■ The request:
Select every line holding the word "plenzen" and copy it.

>> BEGIN

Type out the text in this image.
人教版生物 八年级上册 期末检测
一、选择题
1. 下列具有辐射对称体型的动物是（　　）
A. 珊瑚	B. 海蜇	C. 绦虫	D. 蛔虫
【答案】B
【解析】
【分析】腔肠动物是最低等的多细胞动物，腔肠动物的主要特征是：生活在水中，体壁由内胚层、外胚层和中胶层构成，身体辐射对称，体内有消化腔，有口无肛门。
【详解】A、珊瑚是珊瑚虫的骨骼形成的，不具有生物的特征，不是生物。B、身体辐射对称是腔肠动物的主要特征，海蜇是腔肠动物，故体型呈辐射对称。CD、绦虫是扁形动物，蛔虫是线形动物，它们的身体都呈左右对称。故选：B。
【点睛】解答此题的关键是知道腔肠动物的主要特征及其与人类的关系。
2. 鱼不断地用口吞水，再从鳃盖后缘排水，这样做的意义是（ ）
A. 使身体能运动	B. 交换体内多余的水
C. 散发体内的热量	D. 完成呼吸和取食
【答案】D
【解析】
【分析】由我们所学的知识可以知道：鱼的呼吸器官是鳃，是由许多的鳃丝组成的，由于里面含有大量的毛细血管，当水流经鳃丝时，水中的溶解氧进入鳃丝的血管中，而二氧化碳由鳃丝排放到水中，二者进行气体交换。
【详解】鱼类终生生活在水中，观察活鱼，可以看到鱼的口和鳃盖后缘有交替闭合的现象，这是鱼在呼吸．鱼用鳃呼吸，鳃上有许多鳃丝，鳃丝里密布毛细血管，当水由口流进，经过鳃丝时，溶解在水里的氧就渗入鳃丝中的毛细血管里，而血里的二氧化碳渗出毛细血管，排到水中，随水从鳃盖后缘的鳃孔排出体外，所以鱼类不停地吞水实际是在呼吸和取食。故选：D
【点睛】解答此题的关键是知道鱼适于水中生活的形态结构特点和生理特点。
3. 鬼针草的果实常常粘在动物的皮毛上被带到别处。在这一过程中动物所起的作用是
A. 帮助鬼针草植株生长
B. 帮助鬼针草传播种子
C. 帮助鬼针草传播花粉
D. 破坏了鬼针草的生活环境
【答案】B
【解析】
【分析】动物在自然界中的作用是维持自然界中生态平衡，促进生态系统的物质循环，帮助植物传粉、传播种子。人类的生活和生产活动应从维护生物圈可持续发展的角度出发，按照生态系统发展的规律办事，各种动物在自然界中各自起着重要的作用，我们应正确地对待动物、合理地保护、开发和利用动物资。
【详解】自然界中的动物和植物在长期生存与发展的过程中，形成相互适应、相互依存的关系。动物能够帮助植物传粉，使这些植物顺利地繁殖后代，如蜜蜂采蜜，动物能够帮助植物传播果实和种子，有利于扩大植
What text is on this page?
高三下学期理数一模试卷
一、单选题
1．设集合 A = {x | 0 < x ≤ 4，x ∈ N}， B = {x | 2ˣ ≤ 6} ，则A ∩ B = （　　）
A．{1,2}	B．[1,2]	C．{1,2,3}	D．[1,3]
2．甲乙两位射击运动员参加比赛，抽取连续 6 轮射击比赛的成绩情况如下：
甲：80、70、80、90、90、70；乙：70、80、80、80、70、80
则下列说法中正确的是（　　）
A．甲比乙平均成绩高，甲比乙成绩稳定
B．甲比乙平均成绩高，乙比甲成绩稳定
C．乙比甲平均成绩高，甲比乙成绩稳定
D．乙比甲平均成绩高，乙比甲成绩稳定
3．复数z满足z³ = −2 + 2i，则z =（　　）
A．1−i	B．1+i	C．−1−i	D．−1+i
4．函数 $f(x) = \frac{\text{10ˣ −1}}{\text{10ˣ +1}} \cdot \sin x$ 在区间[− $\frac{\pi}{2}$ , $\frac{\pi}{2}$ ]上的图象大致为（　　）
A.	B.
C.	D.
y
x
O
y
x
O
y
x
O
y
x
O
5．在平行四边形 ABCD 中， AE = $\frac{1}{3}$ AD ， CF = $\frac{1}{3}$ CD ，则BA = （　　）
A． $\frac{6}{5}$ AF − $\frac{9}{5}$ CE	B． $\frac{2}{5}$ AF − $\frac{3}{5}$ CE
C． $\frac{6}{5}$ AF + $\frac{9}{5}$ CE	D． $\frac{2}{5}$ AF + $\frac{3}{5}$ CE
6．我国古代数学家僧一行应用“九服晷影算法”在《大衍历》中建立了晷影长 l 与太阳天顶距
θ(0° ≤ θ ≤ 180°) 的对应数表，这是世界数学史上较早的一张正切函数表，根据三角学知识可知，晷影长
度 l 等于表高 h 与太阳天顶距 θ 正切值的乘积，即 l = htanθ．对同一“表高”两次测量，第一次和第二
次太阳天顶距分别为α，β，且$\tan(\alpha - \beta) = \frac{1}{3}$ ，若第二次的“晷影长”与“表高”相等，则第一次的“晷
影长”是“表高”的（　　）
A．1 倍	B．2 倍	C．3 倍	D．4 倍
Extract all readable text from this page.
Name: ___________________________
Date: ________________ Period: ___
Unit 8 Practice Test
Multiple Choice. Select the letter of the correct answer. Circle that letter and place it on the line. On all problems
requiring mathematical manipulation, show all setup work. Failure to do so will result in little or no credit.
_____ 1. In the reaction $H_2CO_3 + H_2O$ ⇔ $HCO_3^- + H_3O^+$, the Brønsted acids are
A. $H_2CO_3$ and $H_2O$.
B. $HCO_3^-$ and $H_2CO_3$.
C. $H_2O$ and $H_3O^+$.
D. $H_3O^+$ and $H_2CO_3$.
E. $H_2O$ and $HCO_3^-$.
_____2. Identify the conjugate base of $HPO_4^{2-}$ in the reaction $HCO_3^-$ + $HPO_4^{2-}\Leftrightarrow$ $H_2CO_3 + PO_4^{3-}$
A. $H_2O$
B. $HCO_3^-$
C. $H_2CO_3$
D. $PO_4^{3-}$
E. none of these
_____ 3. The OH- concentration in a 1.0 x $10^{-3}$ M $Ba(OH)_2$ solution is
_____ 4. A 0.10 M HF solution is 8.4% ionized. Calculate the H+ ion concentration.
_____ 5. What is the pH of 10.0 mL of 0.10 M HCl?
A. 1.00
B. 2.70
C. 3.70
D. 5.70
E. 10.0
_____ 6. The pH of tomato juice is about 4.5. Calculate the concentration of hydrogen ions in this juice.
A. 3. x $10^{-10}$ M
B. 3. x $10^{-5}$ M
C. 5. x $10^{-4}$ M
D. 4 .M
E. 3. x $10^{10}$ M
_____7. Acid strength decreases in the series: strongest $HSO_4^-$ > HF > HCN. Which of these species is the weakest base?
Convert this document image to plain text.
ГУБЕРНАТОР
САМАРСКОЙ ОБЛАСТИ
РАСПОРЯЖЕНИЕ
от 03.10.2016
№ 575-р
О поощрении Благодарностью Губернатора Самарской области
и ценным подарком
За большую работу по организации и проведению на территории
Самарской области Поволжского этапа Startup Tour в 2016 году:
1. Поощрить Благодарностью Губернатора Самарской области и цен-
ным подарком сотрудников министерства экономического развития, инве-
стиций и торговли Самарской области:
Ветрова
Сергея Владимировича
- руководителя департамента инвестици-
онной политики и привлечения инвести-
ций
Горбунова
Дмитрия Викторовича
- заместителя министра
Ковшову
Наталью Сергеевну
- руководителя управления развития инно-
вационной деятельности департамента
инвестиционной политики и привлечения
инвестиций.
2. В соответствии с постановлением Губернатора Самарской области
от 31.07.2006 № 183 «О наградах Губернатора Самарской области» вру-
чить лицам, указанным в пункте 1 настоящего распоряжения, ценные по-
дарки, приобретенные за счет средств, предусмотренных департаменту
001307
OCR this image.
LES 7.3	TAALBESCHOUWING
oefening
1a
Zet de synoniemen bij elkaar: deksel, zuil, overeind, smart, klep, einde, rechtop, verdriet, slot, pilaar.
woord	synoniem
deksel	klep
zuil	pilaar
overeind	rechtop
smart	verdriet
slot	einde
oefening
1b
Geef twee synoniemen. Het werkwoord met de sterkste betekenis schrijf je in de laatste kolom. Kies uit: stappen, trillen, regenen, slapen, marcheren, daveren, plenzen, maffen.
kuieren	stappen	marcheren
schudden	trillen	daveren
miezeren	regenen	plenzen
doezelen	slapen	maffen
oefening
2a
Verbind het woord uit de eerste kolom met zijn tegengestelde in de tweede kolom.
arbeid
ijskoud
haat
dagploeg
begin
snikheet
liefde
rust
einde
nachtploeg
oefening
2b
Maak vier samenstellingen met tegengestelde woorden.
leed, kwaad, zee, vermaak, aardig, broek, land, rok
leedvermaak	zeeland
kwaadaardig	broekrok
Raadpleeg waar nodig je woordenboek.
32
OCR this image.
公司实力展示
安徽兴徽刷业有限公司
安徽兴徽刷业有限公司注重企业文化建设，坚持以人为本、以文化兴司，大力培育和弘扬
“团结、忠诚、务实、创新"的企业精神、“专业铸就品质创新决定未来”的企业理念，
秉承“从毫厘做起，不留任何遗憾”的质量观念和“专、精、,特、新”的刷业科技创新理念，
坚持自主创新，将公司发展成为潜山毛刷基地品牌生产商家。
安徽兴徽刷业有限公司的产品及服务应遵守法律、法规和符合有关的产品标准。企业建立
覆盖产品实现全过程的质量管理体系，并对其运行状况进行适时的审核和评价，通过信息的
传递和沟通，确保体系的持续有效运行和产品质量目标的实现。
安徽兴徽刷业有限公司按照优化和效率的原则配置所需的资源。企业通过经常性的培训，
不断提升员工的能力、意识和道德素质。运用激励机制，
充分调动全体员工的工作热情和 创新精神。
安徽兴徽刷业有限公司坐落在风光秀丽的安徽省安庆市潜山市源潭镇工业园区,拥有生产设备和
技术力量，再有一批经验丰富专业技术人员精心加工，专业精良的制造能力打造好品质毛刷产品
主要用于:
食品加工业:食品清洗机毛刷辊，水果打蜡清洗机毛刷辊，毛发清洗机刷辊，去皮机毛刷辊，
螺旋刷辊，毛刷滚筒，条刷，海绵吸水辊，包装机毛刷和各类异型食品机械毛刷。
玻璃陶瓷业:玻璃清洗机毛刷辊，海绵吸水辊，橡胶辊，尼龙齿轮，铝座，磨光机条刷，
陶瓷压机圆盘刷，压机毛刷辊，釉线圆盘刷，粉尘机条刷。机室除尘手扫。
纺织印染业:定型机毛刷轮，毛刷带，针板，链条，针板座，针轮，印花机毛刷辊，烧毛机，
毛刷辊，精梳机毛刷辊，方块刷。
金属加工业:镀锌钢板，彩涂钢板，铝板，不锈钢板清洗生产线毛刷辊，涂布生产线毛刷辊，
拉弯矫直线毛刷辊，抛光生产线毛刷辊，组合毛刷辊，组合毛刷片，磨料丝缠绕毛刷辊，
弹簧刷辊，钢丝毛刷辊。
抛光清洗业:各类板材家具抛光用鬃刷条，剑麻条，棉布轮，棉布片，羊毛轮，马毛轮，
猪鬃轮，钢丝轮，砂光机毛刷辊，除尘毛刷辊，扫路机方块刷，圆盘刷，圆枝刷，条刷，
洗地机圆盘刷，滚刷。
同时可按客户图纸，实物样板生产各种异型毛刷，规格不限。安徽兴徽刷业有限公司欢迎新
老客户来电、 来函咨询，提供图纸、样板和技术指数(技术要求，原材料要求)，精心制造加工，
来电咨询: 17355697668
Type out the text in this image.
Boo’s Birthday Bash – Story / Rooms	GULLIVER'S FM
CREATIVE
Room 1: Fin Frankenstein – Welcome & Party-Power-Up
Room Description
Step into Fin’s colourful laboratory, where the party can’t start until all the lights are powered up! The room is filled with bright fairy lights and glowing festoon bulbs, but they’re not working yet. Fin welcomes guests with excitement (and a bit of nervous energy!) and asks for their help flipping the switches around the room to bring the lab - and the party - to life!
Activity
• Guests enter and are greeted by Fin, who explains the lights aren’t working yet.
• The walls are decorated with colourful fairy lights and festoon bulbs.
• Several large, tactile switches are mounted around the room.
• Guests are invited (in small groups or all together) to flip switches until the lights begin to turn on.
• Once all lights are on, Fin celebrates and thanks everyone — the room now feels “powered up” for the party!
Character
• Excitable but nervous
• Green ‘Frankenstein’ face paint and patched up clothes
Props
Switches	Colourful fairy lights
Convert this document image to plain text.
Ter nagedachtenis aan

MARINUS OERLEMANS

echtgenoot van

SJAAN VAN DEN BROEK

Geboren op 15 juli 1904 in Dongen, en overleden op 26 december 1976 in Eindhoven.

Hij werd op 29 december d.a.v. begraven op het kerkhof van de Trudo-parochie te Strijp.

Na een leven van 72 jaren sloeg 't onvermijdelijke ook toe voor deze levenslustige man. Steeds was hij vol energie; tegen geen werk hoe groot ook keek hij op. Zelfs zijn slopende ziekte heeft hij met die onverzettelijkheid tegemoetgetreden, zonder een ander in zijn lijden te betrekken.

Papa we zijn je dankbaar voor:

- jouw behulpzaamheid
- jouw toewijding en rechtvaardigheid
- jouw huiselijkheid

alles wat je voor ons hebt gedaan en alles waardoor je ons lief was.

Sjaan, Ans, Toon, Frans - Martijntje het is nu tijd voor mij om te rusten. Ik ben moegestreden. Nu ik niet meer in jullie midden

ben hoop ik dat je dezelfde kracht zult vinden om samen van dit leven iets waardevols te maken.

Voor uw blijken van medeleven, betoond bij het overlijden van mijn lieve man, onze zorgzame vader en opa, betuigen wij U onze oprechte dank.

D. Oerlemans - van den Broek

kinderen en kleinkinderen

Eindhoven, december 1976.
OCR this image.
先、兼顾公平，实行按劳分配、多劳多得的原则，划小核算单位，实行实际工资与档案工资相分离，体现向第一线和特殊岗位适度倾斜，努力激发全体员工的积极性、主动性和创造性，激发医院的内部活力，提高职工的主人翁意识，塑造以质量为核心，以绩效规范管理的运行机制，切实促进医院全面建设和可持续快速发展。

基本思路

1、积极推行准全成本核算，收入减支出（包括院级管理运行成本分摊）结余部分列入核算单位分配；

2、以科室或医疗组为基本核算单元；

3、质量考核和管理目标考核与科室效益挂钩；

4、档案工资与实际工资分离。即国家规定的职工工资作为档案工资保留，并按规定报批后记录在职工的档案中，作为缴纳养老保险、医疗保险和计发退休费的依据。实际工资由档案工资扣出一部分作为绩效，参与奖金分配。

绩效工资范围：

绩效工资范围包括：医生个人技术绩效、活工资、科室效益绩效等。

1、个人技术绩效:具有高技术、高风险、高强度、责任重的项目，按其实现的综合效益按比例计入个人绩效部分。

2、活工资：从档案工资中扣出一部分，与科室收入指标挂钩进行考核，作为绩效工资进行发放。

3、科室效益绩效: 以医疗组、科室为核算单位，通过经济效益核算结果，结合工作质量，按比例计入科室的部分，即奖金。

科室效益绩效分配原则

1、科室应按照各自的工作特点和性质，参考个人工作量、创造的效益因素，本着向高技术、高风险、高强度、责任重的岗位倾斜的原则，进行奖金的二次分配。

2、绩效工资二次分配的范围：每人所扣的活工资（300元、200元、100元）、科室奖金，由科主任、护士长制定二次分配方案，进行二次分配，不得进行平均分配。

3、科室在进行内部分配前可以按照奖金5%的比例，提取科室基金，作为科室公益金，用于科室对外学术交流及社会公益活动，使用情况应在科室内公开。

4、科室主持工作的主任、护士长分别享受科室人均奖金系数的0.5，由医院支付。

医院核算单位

>> END

■ Output:
Geef twee synoniemen. Het werkwoord met de sterkste betekenis schrijf je in de laatste kolom. Kies uit: stappen, trillen, regenen, slapen, marcheren, daveren, plenzen, maffen.
miezeren	regenen	plenzen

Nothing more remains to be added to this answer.